Aim of the exercise -
From the entries below, copy out every line with "this" in it.

(Data entries)
++++

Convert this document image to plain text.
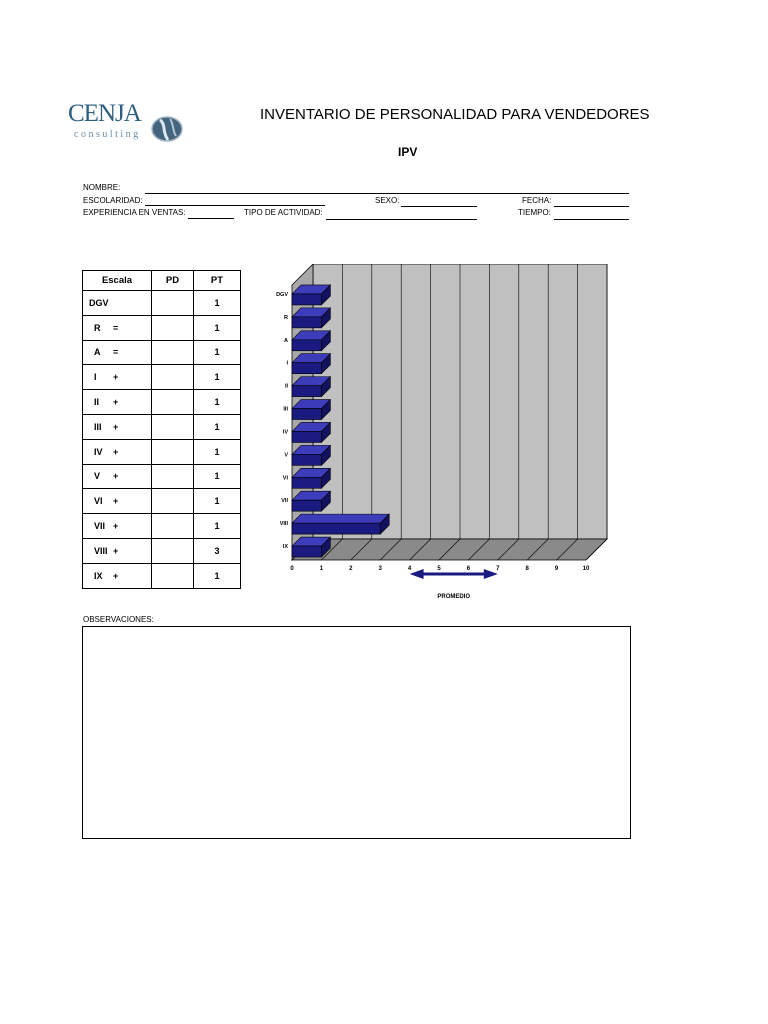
CENJA
consulting
INVENTARIO DE PERSONALIDAD PARA VENDEDORES
IPV
NOMBRE:
ESCOLARIDAD:	SEXO:	FECHA:
EXPERIENCIA EN VENTAS:	TIPO DE ACTIVIDAD:	TIEMPO:
Escala	PD	PT
DGV		1
R =		1
A =		1
I +		1
II +		1
III +		1
IV +		1
V +		1
VI +		1
VII +		1
VIII +		3
IX +		1
0	1	2	3	4	5	6	7	8	9	10
DGV
R
A
I
II
III
IV
V
VI
VII
VIII
IX
PROMEDIO
OBSERVACIONES:
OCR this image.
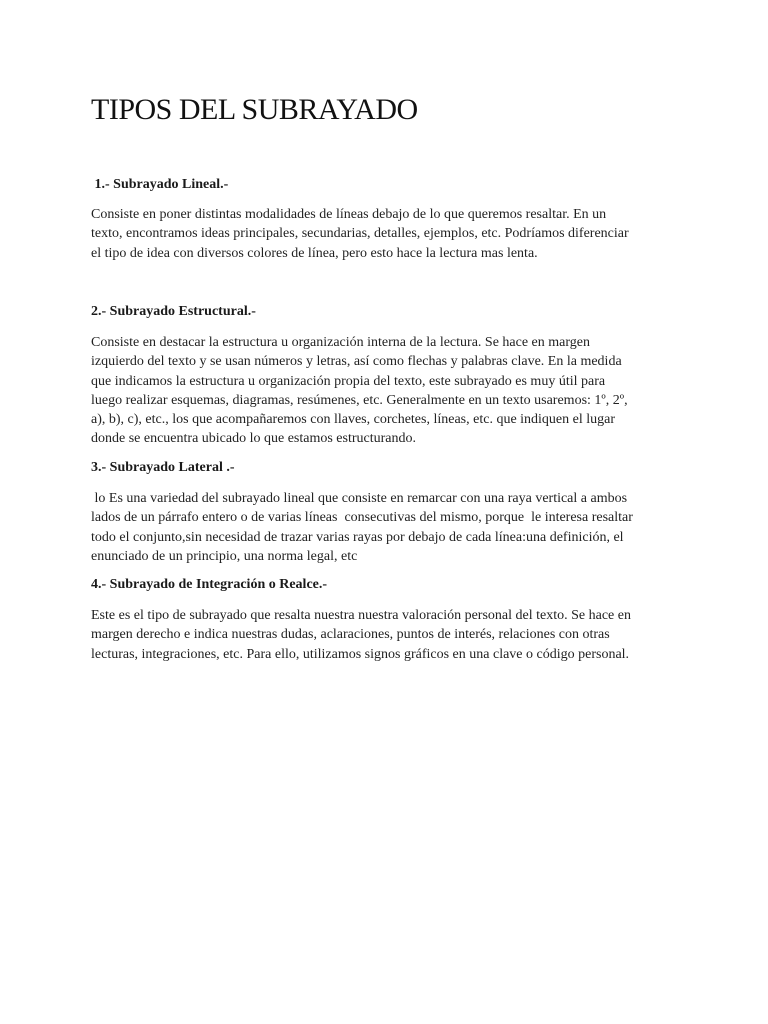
TIPOS DEL SUBRAYADO
1.- Subrayado Lineal.-

Consiste en poner distintas modalidades de líneas debajo de lo que queremos resaltar. En un
texto, encontramos ideas principales, secundarias, detalles, ejemplos, etc. Podríamos diferenciar
el tipo de idea con diversos colores de línea, pero esto hace la lectura mas lenta.

2.- Subrayado Estructural.-

Consiste en destacar la estructura u organización interna de la lectura. Se hace en margen
izquierdo del texto y se usan números y letras, así como flechas y palabras clave. En la medida
que indicamos la estructura u organización propia del texto, este subrayado es muy útil para
luego realizar esquemas, diagramas, resúmenes, etc. Generalmente en un texto usaremos: 1º, 2º,
a), b), c), etc., los que acompañaremos con llaves, corchetes, líneas, etc. que indiquen el lugar
donde se encuentra ubicado lo que estamos estructurando.

3.- Subrayado Lateral .-

lo Es una variedad del subrayado lineal que consiste en remarcar con una raya vertical a ambos
lados de un párrafo entero o de varias líneas  consecutivas del mismo, porque  le interesa resaltar
todo el conjunto,sin necesidad de trazar varias rayas por debajo de cada línea:una definición, el
enunciado de un principio, una norma legal, etc

4.- Subrayado de Integración o Realce.-

Este es el tipo de subrayado que resalta nuestra nuestra valoración personal del texto. Se hace en
margen derecho e indica nuestras dudas, aclaraciones, puntos de interés, relaciones con otras
lecturas, integraciones, etc. Para ello, utilizamos signos gráficos en una clave o código personal.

++++

Answer -
Convert this document image to plain text.
OCR this image.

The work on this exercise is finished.